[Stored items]
################

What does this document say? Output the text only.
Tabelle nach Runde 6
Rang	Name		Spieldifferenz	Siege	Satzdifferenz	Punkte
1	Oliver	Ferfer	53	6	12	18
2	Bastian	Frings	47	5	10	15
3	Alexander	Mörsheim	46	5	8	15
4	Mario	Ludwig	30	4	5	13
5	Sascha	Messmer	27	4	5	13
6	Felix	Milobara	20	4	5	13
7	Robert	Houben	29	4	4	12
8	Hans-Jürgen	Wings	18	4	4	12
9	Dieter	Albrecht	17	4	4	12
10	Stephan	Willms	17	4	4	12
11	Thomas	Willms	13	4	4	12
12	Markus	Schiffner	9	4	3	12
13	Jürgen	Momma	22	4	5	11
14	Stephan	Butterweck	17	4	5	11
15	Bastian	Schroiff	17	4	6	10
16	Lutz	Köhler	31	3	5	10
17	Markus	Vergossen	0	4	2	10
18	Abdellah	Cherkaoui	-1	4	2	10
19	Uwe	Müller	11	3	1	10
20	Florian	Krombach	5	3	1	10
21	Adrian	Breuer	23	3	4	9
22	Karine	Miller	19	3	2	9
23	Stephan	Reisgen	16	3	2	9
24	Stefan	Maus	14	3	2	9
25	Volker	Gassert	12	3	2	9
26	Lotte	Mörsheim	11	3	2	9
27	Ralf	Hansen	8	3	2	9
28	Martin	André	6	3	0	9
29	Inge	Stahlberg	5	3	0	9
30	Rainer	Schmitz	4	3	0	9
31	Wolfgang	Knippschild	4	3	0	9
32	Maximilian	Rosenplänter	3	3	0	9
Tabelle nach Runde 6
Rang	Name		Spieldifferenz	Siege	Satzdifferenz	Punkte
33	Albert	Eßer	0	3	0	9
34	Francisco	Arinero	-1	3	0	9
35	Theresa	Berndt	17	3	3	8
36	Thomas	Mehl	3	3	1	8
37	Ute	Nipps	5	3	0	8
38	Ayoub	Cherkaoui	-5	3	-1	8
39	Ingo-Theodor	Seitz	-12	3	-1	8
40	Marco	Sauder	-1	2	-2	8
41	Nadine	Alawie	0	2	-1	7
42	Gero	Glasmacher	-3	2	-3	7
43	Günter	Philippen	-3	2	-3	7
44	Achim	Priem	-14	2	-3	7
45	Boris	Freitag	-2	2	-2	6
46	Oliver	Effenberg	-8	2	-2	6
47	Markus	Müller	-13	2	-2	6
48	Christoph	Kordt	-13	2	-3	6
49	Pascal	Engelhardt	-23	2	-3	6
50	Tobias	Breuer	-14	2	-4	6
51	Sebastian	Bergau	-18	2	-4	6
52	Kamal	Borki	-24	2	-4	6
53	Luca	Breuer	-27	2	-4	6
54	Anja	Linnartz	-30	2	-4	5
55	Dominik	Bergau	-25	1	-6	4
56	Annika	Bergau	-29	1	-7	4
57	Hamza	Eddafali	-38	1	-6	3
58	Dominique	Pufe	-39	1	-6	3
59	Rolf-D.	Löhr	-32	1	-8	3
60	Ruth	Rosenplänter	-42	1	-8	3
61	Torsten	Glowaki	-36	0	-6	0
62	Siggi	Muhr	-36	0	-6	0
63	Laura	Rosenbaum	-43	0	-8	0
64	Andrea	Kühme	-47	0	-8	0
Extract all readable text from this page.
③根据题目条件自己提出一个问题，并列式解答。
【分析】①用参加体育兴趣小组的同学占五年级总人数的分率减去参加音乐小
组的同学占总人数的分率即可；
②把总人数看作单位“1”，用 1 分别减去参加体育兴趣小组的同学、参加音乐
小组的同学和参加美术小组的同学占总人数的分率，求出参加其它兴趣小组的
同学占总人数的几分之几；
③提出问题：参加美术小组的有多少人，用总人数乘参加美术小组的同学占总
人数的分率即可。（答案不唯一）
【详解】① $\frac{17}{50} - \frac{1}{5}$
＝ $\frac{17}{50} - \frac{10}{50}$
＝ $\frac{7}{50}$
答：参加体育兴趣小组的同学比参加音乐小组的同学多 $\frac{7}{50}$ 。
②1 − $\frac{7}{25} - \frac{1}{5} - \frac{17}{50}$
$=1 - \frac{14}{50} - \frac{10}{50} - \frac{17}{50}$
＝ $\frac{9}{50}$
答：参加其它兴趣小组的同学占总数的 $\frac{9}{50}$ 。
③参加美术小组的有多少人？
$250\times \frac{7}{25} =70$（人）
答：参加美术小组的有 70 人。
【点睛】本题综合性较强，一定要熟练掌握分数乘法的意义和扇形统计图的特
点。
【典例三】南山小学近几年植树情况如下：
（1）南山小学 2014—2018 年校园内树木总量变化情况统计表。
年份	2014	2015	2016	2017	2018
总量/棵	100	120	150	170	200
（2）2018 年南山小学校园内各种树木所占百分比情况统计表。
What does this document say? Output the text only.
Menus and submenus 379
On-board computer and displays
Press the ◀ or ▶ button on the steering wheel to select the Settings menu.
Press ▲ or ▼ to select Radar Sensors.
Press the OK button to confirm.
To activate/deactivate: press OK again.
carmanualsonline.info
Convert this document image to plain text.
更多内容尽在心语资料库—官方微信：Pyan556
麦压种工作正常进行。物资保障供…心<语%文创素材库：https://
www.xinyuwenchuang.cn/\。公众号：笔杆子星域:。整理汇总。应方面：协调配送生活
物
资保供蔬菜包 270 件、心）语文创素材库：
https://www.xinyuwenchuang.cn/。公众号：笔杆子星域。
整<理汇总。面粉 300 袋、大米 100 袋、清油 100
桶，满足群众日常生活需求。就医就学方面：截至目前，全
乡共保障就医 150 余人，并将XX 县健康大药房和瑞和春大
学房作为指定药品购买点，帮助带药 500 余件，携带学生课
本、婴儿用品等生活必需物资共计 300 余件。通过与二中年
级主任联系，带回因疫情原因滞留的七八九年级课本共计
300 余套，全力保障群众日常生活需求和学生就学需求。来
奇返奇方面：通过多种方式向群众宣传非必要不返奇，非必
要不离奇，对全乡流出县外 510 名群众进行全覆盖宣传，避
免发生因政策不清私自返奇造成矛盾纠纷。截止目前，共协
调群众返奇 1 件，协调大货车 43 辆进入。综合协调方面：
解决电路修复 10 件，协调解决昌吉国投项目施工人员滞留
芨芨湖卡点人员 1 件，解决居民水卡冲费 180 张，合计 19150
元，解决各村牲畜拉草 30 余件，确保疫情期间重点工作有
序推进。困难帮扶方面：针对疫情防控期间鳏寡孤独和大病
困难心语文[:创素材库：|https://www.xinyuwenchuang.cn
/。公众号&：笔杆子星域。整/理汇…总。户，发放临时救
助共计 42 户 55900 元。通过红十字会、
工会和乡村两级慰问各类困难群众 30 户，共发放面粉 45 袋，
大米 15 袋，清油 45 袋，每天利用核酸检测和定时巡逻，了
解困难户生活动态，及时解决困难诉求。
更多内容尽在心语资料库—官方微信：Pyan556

################

**GIVEN INSTRUCTION**. Word for word, restate all of the data shown above.

**FINISHED ANSWER**.
What does this document say? Output the text only.
Tabelle nach Runde 6
Rang	Name		Spieldifferenz	Siege	Satzdifferenz	Punkte
1	Oliver	Ferfer	53	6	12	18
2	Bastian	Frings	47	5	10	15
3	Alexander	Mörsheim	46	5	8	15
4	Mario	Ludwig	30	4	5	13
5	Sascha	Messmer	27	4	5	13
6	Felix	Milobara	20	4	5	13
7	Robert	Houben	29	4	4	12
8	Hans-Jürgen	Wings	18	4	4	12
9	Dieter	Albrecht	17	4	4	12
10	Stephan	Willms	17	4	4	12
11	Thomas	Willms	13	4	4	12
12	Markus	Schiffner	9	4	3	12
13	Jürgen	Momma	22	4	5	11
14	Stephan	Butterweck	17	4	5	11
15	Bastian	Schroiff	17	4	6	10
16	Lutz	Köhler	31	3	5	10
17	Markus	Vergossen	0	4	2	10
18	Abdellah	Cherkaoui	-1	4	2	10
19	Uwe	Müller	11	3	1	10
20	Florian	Krombach	5	3	1	10
21	Adrian	Breuer	23	3	4	9
22	Karine	Miller	19	3	2	9
23	Stephan	Reisgen	16	3	2	9
24	Stefan	Maus	14	3	2	9
25	Volker	Gassert	12	3	2	9
26	Lotte	Mörsheim	11	3	2	9
27	Ralf	Hansen	8	3	2	9
28	Martin	André	6	3	0	9
29	Inge	Stahlberg	5	3	0	9
30	Rainer	Schmitz	4	3	0	9
31	Wolfgang	Knippschild	4	3	0	9
32	Maximilian	Rosenplänter	3	3	0	9
Tabelle nach Runde 6
Rang	Name		Spieldifferenz	Siege	Satzdifferenz	Punkte
33	Albert	Eßer	0	3	0	9
34	Francisco	Arinero	-1	3	0	9
35	Theresa	Berndt	17	3	3	8
36	Thomas	Mehl	3	3	1	8
37	Ute	Nipps	5	3	0	8
38	Ayoub	Cherkaoui	-5	3	-1	8
39	Ingo-Theodor	Seitz	-12	3	-1	8
40	Marco	Sauder	-1	2	-2	8
41	Nadine	Alawie	0	2	-1	7
42	Gero	Glasmacher	-3	2	-3	7
43	Günter	Philippen	-3	2	-3	7
44	Achim	Priem	-14	2	-3	7
45	Boris	Freitag	-2	2	-2	6
46	Oliver	Effenberg	-8	2	-2	6
47	Markus	Müller	-13	2	-2	6
48	Christoph	Kordt	-13	2	-3	6
49	Pascal	Engelhardt	-23	2	-3	6
50	Tobias	Breuer	-14	2	-4	6
51	Sebastian	Bergau	-18	2	-4	6
52	Kamal	Borki	-24	2	-4	6
53	Luca	Breuer	-27	2	-4	6
54	Anja	Linnartz	-30	2	-4	5
55	Dominik	Bergau	-25	1	-6	4
56	Annika	Bergau	-29	1	-7	4
57	Hamza	Eddafali	-38	1	-6	3
58	Dominique	Pufe	-39	1	-6	3
59	Rolf-D.	Löhr	-32	1	-8	3
60	Ruth	Rosenplänter	-42	1	-8	3
61	Torsten	Glowaki	-36	0	-6	0
62	Siggi	Muhr	-36	0	-6	0
63	Laura	Rosenbaum	-43	0	-8	0
64	Andrea	Kühme	-47	0	-8	0
Extract all readable text from this page.
③根据题目条件自己提出一个问题，并列式解答。
【分析】①用参加体育兴趣小组的同学占五年级总人数的分率减去参加音乐小
组的同学占总人数的分率即可；
②把总人数看作单位“1”，用 1 分别减去参加体育兴趣小组的同学、参加音乐
小组的同学和参加美术小组的同学占总人数的分率，求出参加其它兴趣小组的
同学占总人数的几分之几；
③提出问题：参加美术小组的有多少人，用总人数乘参加美术小组的同学占总
人数的分率即可。（答案不唯一）
【详解】① $\frac{17}{50} - \frac{1}{5}$
＝ $\frac{17}{50} - \frac{10}{50}$
＝ $\frac{7}{50}$
答：参加体育兴趣小组的同学比参加音乐小组的同学多 $\frac{7}{50}$ 。
②1 − $\frac{7}{25} - \frac{1}{5} - \frac{17}{50}$
$=1 - \frac{14}{50} - \frac{10}{50} - \frac{17}{50}$
＝ $\frac{9}{50}$
答：参加其它兴趣小组的同学占总数的 $\frac{9}{50}$ 。
③参加美术小组的有多少人？
$250\times \frac{7}{25} =70$（人）
答：参加美术小组的有 70 人。
【点睛】本题综合性较强，一定要熟练掌握分数乘法的意义和扇形统计图的特
点。
【典例三】南山小学近几年植树情况如下：
（1）南山小学 2014—2018 年校园内树木总量变化情况统计表。
年份	2014	2015	2016	2017	2018
总量/棵	100	120	150	170	200
（2）2018 年南山小学校园内各种树木所占百分比情况统计表。
What does this document say? Output the text only.
Menus and submenus 379
On-board computer and displays
Press the ◀ or ▶ button on the steering wheel to select the Settings menu.
Press ▲ or ▼ to select Radar Sensors.
Press the OK button to confirm.
To activate/deactivate: press OK again.
carmanualsonline.info
Convert this document image to plain text.
更多内容尽在心语资料库—官方微信：Pyan556
麦压种工作正常进行。物资保障供…心<语%文创素材库：https://
www.xinyuwenchuang.cn/\。公众号：笔杆子星域:。整理汇总。应方面：协调配送生活
物
资保供蔬菜包 270 件、心）语文创素材库：
https://www.xinyuwenchuang.cn/。公众号：笔杆子星域。
整<理汇总。面粉 300 袋、大米 100 袋、清油 100
桶，满足群众日常生活需求。就医就学方面：截至目前，全
乡共保障就医 150 余人，并将XX 县健康大药房和瑞和春大
学房作为指定药品购买点，帮助带药 500 余件，携带学生课
本、婴儿用品等生活必需物资共计 300 余件。通过与二中年
级主任联系，带回因疫情原因滞留的七八九年级课本共计
300 余套，全力保障群众日常生活需求和学生就学需求。来
奇返奇方面：通过多种方式向群众宣传非必要不返奇，非必
要不离奇，对全乡流出县外 510 名群众进行全覆盖宣传，避
免发生因政策不清私自返奇造成矛盾纠纷。截止目前，共协
调群众返奇 1 件，协调大货车 43 辆进入。综合协调方面：
解决电路修复 10 件，协调解决昌吉国投项目施工人员滞留
芨芨湖卡点人员 1 件，解决居民水卡冲费 180 张，合计 19150
元，解决各村牲畜拉草 30 余件，确保疫情期间重点工作有
序推进。困难帮扶方面：针对疫情防控期间鳏寡孤独和大病
困难心语文[:创素材库：|https://www.xinyuwenchuang.cn
/。公众号&：笔杆子星域。整/理汇…总。户，发放临时救
助共计 42 户 55900 元。通过红十字会、
工会和乡村两级慰问各类困难群众 30 户，共发放面粉 45 袋，
大米 15 袋，清油 45 袋，每天利用核酸检测和定时巡逻，了
解困难户生活动态，及时解决困难诉求。
更多内容尽在心语资料库—官方微信：Pyan556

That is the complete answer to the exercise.